TASKS
a) Please transcribe, word for word, the part of the article on imaging silicon defects below that opens with the words containing "Understanding how structural" and closes with "have inherent limitations.".
b) In the article on imaging silicon defects below, does each of these statements agree with the text? Answer yes or no for each, and quote the words that decide it. (i) The wafer was examined using a 785 nm laser. (ii) Raman and PL signals were collected at the same time. (iii) Univariate techniques assume that parameters such as strain and PL intensity depend on one another.

PASSAGE SHOWN
>> Begin

Imaging Silicon Defects Using Raman and PL Multivariate Imaging

Understanding how structural defects affect the optoelectronic performance of silicon semiconductor wafers is critical for improving device efficiency and reliability.

• Simultaneous Raman and photoluminescence (PL) imaging of a silicon semiconductor wafer, paired with PCA and K-means clustering, can uncover associated fluctuations in strain and photoluminescence that univariate methods may overlook.
• PCA highlights significant changes in Raman peak shifts and PL intensity across the wafer by condensing thousands of spectral dimensions into a few key components.
• The KMC of pixels correlates with lower PL and tensile strain in silicon.

Traditional univariate techniques, such as watching Raman peak shifts to detect strain or measuring photoluminescence (PL) intensity to determine non-radiative recombination in semiconductors, are effective but have inherent limitations.

They need human feature selection and assume that each parameter behaves independently. This means that potentially useful correlations between strain, crystallinity, and emission efficiency may be overlooked or revealed only after a time-consuming manual cross-analysis.

Multivariate analysis techniques, such as Principal Component Analysis (PCA) and K-means clustering (KMC), are an effective alternative.

Rather than requiring the user to select which spectral properties to study, these algorithms analyze the entire dataset and automatically extract the most significant patterns, frequently showing unexpected trends.

These methods simplify high-dimensional Raman and PL imaging data while also revealing hidden relationships between structural changes and their effect on radiative efficiency.

Using multivariate approaches, a thorough understanding of how strain, crystallinity, and defect distributions interact to alter silicon's electrical characteristics and PL behavior can be obtained. Table 1 summarizes various advantages of multivariate analysis over univariate analysis.

Table 1. Why use multivariate analysis?. Source: Edinburgh Instruments

This article demonstrates how to image and analyze complex spatial variations in silicon wafers using simultaneous Raman and PL imaging and multivariate analysis.

This integrated technique directly links structural heterogeneities to changes in radiative emission, enabling more effective defect characterization and process monitoring.

Materials and Methods

The silicon wafer used in this study was obtained from PI-KEM and examined using an Edinburgh Instruments RM5 Confocal Raman Microscope with an 830 nm laser (Figure 1).

The system was set to FastMAP^® mode, which enables quick capture of high-resolution spectral images. Raman and PL signals were gathered simultaneously with a front-illuminated CCD detector capable of detecting NIR emissions.

Figure 1. An Edinburgh Instruments RM5 Confocal Raman Microscope. Image Credit: Edinburgh Instruments

Multivariate algorithms were used to manage the high-dimensional data from the Raman-PL pictures, which included thousands of spectra across the wafer. PCA was used to minimize data dimensionality and identify the most significant spectral changes associated with structural and optical features.

KMC was used to categorize regions with comparable spectral features, resulting in obvious segmentation of defect sites and homogenous areas. Data processing and visualization were performed using the RAMacle Python IDE.

>> End

SUPPLIED MATERIAL
>> Begin

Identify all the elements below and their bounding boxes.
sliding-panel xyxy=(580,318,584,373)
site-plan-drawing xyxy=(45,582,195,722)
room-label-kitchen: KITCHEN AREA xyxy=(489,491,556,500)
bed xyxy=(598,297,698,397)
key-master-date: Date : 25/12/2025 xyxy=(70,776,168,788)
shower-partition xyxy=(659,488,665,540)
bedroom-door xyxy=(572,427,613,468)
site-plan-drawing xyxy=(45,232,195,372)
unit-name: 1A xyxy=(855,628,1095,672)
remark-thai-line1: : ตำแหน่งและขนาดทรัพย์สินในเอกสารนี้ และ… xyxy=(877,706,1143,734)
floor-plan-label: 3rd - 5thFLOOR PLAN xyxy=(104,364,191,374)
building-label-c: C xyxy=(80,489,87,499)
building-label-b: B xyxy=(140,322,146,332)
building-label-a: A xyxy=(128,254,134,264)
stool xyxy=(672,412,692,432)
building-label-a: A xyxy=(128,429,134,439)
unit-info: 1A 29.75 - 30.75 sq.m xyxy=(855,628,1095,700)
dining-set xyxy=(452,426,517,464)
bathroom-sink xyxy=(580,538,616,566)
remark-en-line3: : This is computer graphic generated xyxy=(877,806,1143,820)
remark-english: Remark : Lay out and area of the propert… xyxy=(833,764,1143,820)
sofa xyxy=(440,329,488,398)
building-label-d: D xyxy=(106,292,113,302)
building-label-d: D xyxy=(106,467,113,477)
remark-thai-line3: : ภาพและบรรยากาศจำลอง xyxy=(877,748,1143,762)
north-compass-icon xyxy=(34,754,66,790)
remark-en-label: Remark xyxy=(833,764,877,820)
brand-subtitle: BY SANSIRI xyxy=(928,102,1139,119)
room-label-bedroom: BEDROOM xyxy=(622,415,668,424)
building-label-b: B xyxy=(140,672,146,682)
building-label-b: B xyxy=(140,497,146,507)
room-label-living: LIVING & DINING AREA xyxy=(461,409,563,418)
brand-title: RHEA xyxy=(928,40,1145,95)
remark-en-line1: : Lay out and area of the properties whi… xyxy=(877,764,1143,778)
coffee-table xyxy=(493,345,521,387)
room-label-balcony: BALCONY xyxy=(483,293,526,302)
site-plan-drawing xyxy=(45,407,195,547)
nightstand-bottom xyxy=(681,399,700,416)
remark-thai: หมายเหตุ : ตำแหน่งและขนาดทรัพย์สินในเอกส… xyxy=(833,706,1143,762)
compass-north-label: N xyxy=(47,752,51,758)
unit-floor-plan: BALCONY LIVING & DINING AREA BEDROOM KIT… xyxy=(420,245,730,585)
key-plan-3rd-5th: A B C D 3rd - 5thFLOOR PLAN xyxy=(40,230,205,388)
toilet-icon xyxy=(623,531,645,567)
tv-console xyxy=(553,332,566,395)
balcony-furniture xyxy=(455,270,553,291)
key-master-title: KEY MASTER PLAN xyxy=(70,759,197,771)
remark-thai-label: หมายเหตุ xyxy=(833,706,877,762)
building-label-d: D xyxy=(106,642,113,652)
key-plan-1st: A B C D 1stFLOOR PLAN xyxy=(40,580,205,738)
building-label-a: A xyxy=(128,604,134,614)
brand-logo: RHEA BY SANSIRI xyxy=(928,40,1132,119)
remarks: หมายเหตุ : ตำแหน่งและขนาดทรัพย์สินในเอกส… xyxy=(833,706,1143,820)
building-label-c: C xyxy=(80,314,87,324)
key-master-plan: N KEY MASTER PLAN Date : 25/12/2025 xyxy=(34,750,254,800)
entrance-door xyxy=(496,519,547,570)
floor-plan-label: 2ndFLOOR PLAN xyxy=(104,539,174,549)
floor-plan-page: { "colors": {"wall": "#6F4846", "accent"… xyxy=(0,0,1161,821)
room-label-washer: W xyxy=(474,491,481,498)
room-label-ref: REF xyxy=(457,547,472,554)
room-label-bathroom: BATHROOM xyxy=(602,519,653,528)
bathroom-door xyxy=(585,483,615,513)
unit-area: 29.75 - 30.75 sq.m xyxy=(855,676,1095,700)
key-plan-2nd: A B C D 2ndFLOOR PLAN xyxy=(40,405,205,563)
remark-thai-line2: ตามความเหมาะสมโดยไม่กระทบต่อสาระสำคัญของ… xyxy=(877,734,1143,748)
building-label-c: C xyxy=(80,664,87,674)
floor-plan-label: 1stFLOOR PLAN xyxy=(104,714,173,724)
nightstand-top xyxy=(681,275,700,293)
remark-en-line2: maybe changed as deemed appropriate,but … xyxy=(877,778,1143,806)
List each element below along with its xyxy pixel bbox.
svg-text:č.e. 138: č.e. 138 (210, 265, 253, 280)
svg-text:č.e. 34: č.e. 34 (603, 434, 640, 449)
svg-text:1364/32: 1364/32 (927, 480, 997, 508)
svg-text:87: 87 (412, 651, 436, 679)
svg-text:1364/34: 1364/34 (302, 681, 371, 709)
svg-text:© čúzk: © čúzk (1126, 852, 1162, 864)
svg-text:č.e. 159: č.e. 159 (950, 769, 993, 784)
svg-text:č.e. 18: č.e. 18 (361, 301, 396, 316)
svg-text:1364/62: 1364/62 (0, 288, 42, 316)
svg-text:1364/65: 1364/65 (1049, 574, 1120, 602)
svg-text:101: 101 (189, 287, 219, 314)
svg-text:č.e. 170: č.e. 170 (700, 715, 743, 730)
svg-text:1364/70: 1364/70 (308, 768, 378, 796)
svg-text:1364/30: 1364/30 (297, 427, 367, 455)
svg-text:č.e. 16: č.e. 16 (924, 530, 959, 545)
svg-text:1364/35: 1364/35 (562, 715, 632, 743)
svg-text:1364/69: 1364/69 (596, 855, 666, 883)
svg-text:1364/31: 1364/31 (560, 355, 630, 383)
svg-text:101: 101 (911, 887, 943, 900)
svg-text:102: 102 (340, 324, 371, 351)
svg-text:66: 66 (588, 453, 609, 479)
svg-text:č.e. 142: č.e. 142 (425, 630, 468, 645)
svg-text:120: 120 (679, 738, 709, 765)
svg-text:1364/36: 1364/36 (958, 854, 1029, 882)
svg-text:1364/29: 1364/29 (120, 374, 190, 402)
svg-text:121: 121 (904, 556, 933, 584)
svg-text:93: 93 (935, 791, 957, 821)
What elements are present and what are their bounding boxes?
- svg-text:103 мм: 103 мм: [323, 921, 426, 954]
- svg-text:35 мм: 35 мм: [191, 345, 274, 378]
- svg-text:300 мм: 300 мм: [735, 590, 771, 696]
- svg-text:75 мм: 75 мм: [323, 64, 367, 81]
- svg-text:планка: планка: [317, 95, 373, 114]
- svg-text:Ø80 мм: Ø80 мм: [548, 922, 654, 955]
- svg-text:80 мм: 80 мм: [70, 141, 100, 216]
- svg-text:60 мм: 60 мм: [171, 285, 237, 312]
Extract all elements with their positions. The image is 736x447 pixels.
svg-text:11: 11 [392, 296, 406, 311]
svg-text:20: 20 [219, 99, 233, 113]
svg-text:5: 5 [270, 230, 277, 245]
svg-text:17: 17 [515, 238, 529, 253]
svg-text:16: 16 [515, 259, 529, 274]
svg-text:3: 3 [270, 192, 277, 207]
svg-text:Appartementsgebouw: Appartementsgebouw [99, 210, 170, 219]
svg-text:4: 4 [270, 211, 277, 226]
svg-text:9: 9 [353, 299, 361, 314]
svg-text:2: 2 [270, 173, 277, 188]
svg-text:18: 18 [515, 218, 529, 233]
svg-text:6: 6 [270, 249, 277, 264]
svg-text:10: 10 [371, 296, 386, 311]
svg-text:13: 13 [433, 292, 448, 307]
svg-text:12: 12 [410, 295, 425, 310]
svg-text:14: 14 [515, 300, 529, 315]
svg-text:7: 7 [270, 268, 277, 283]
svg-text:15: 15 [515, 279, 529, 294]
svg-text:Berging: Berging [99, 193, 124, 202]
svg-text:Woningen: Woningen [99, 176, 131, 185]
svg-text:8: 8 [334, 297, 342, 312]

>> End

RESULTS OF THE TASKS
a)
Understanding how structural defects affect the optoelectronic performance of silicon semiconductor wafers is critical for improving device efficiency and reliability.

• Simultaneous Raman and photoluminescence (PL) imaging of a silicon semiconductor wafer, paired with PCA and K-means clustering, can uncover associated fluctuations in strain and photoluminescence that univariate methods may overlook.
• PCA highlights significant changes in Raman peak shifts and PL intensity across the wafer by condensing thousands of spectral dimensions into a few key components.
• The KMC of pixels correlates with lower PL and tensile strain in silicon.

Traditional univariate techniques, such as watching Raman peak shifts to detect strain or measuring photoluminescence (PL) intensity to determine non-radiative recombination in semiconductors, are effective but have inherent limitations.

b)
(i) No: "examined using an Edinburgh Instruments RM5 Confocal Raman Microscope with an 830 nm laser"
(ii) Yes: "Raman and PL signals were gathered simultaneously with a front-illuminated CCD detector capable of detecting NIR emissions."
(iii) No: "They need human feature selection and assume that each parameter behaves independently."